**Required task**
Reply with one number only, the count of lines holding the string "this".

**Extracted entries**
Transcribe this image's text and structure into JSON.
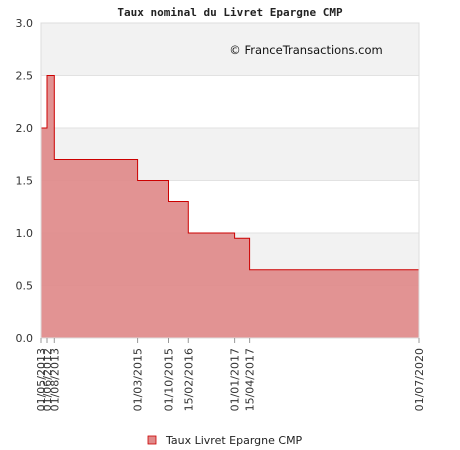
{
  "chart_data": {
    "type": "area",
    "step": "post",
    "title": "Taux nominal du Livret Epargne CMP",
    "credit": "© FranceTransactions.com",
    "xlabel": "",
    "ylabel": "",
    "ylim": [
      0,
      3.0
    ],
    "yticks": [
      "0.0",
      "0.5",
      "1.0",
      "1.5",
      "2.0",
      "2.5",
      "3.0"
    ],
    "grid": true,
    "legend_position": "bottom",
    "series": [
      {
        "name": "Taux Livret Epargne CMP",
        "color": "#e08a8a",
        "line_color": "#cc0000",
        "x": [
          "01/05/2013",
          "01/06/2012",
          "01/08/2013",
          "01/03/2015",
          "01/10/2015",
          "15/02/2016",
          "01/01/2017",
          "15/04/2017",
          "01/07/2020"
        ],
        "values": [
          2.0,
          2.5,
          1.7,
          1.5,
          1.3,
          1.0,
          0.95,
          0.65,
          0.65
        ]
      }
    ],
    "xticks": [
      "01/05/2013",
      "01/06/2012",
      "01/08/2013",
      "01/03/2015",
      "01/10/2015",
      "15/02/2016",
      "01/01/2017",
      "15/04/2017",
      "01/07/2020"
    ]
  }
}
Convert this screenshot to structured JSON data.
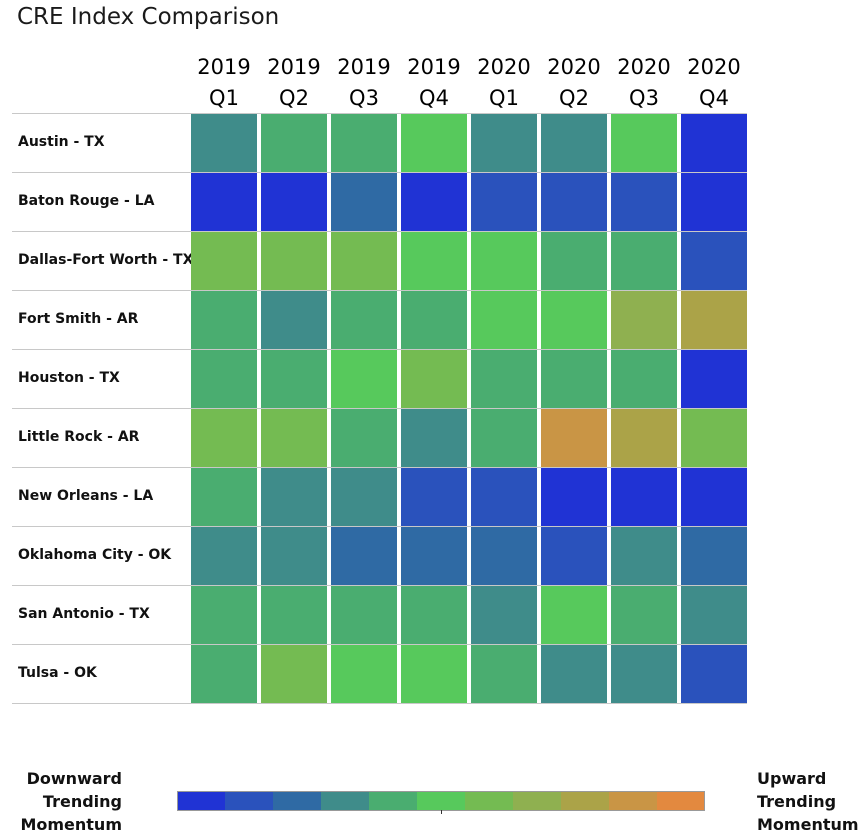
{
  "chart_data": {
    "type": "heatmap",
    "title": "CRE Index Comparison",
    "columns": [
      {
        "year": "2019",
        "quarter": "Q1"
      },
      {
        "year": "2019",
        "quarter": "Q2"
      },
      {
        "year": "2019",
        "quarter": "Q3"
      },
      {
        "year": "2019",
        "quarter": "Q4"
      },
      {
        "year": "2020",
        "quarter": "Q1"
      },
      {
        "year": "2020",
        "quarter": "Q2"
      },
      {
        "year": "2020",
        "quarter": "Q3"
      },
      {
        "year": "2020",
        "quarter": "Q4"
      }
    ],
    "rows": [
      "Austin - TX",
      "Baton Rouge - LA",
      "Dallas-Fort Worth - TX",
      "Fort Smith - AR",
      "Houston - TX",
      "Little Rock - AR",
      "New Orleans - LA",
      "Oklahoma City - OK",
      "San Antonio - TX",
      "Tulsa - OK"
    ],
    "values": [
      [
        4,
        5,
        5,
        6,
        4,
        4,
        6,
        1
      ],
      [
        1,
        1,
        3,
        1,
        2,
        2,
        2,
        1
      ],
      [
        7,
        7,
        7,
        6,
        6,
        5,
        5,
        2
      ],
      [
        5,
        4,
        5,
        5,
        6,
        6,
        8,
        9
      ],
      [
        5,
        5,
        6,
        7,
        5,
        5,
        5,
        1
      ],
      [
        7,
        7,
        5,
        4,
        5,
        10,
        9,
        7
      ],
      [
        5,
        4,
        4,
        2,
        2,
        1,
        1,
        1
      ],
      [
        4,
        4,
        3,
        3,
        3,
        2,
        4,
        3
      ],
      [
        5,
        5,
        5,
        5,
        4,
        6,
        5,
        4
      ],
      [
        5,
        7,
        6,
        6,
        5,
        4,
        4,
        2
      ]
    ],
    "color_scale": [
      "#2033d4",
      "#2a52bc",
      "#2f6aa4",
      "#3f8c8a",
      "#4aad70",
      "#57c95c",
      "#74bb52",
      "#8fb050",
      "#aba348",
      "#c99545",
      "#e3893f"
    ],
    "legend": {
      "left_label": [
        "Downward",
        "Trending",
        "Momentum"
      ],
      "right_label": [
        "Upward",
        "Trending",
        "Momentum"
      ],
      "position": "bottom"
    }
  }
}
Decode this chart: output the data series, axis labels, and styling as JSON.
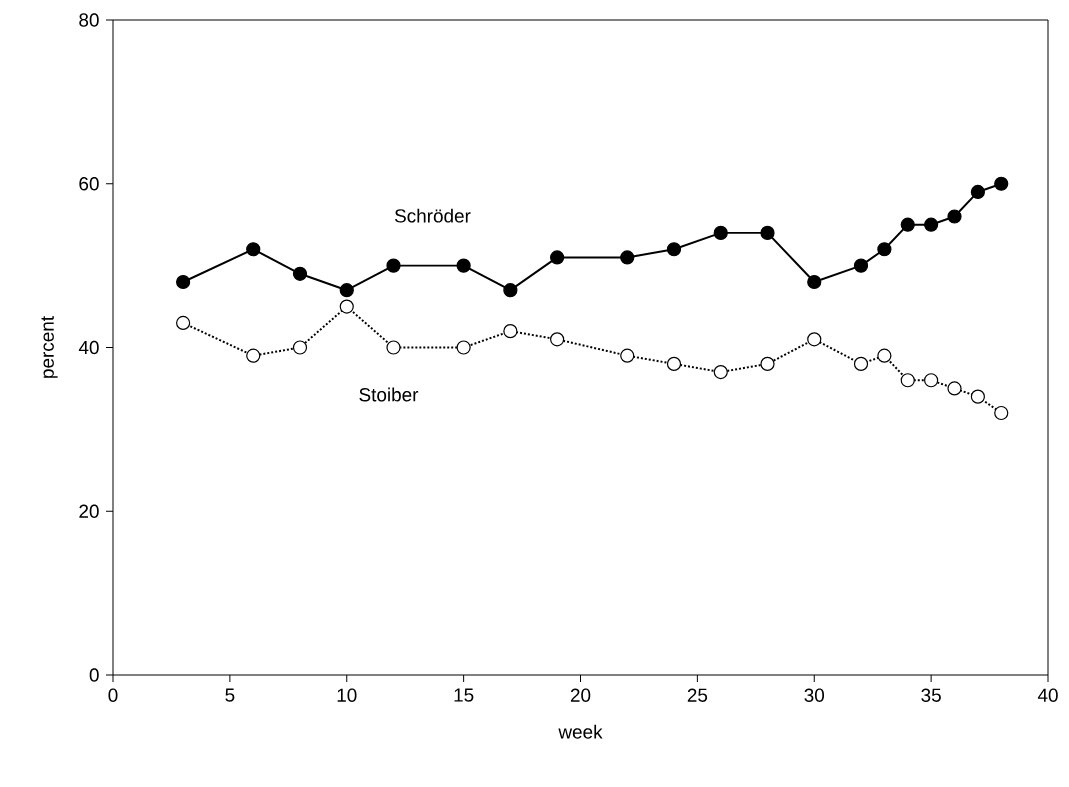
{
  "chart_data": {
    "type": "line",
    "xlabel": "week",
    "ylabel": "percent",
    "x": [
      3,
      6,
      8,
      10,
      12,
      15,
      17,
      19,
      22,
      24,
      26,
      28,
      30,
      32,
      33,
      34,
      35,
      36,
      37,
      38
    ],
    "series": [
      {
        "name": "Schröder",
        "color": "#000000",
        "line_style": "solid",
        "values": [
          48,
          52,
          49,
          47,
          50,
          50,
          47,
          51,
          51,
          52,
          54,
          54,
          48,
          50,
          52,
          55,
          55,
          56,
          59,
          60
        ]
      },
      {
        "name": "Stoiber",
        "color": "#000000",
        "line_style": "dotted",
        "values": [
          43,
          39,
          40,
          45,
          40,
          40,
          42,
          41,
          39,
          38,
          37,
          38,
          41,
          38,
          39,
          36,
          36,
          35,
          34,
          32
        ]
      }
    ],
    "xlim": [
      0,
      40
    ],
    "xticks": [
      0,
      5,
      10,
      15,
      20,
      25,
      30,
      35,
      40
    ],
    "ylim": [
      0,
      80
    ],
    "yticks": [
      0,
      20,
      40,
      60,
      80
    ],
    "grid": false,
    "legend": false,
    "marker": "circle"
  }
}
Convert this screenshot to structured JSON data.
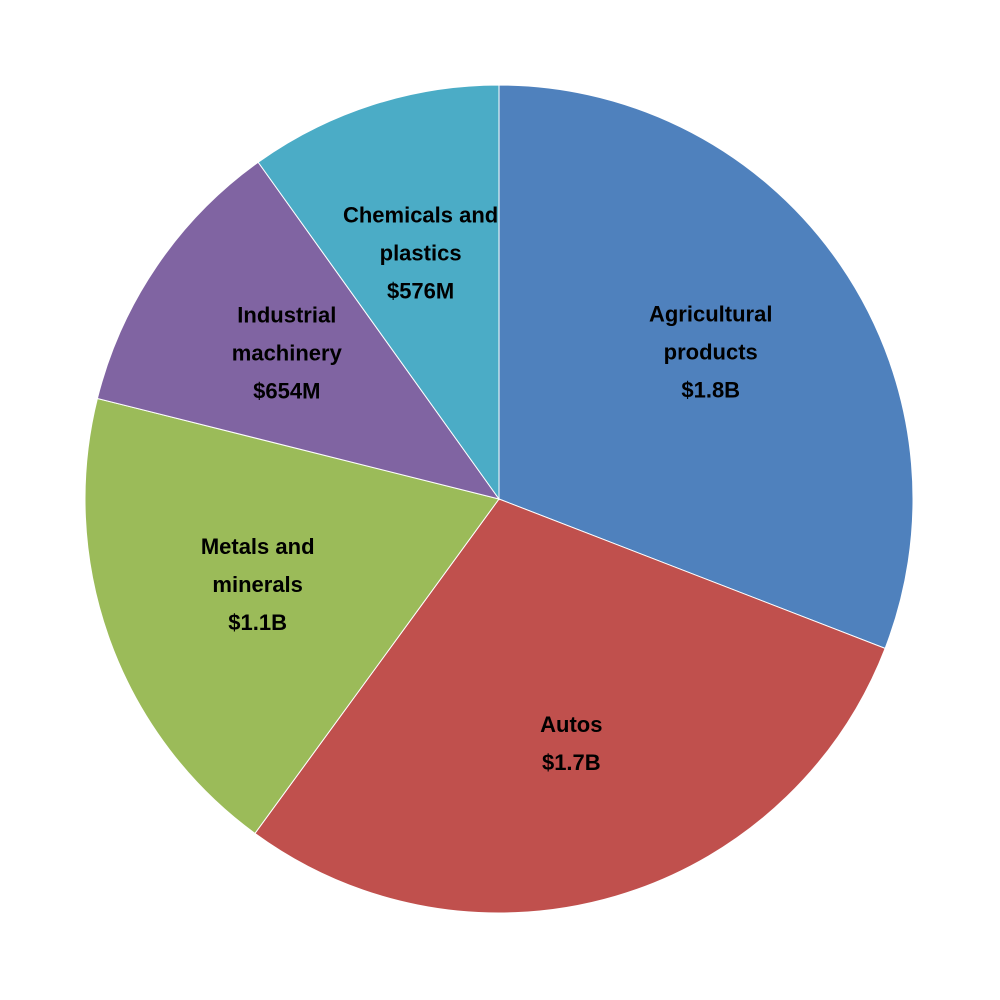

**Right answer**
4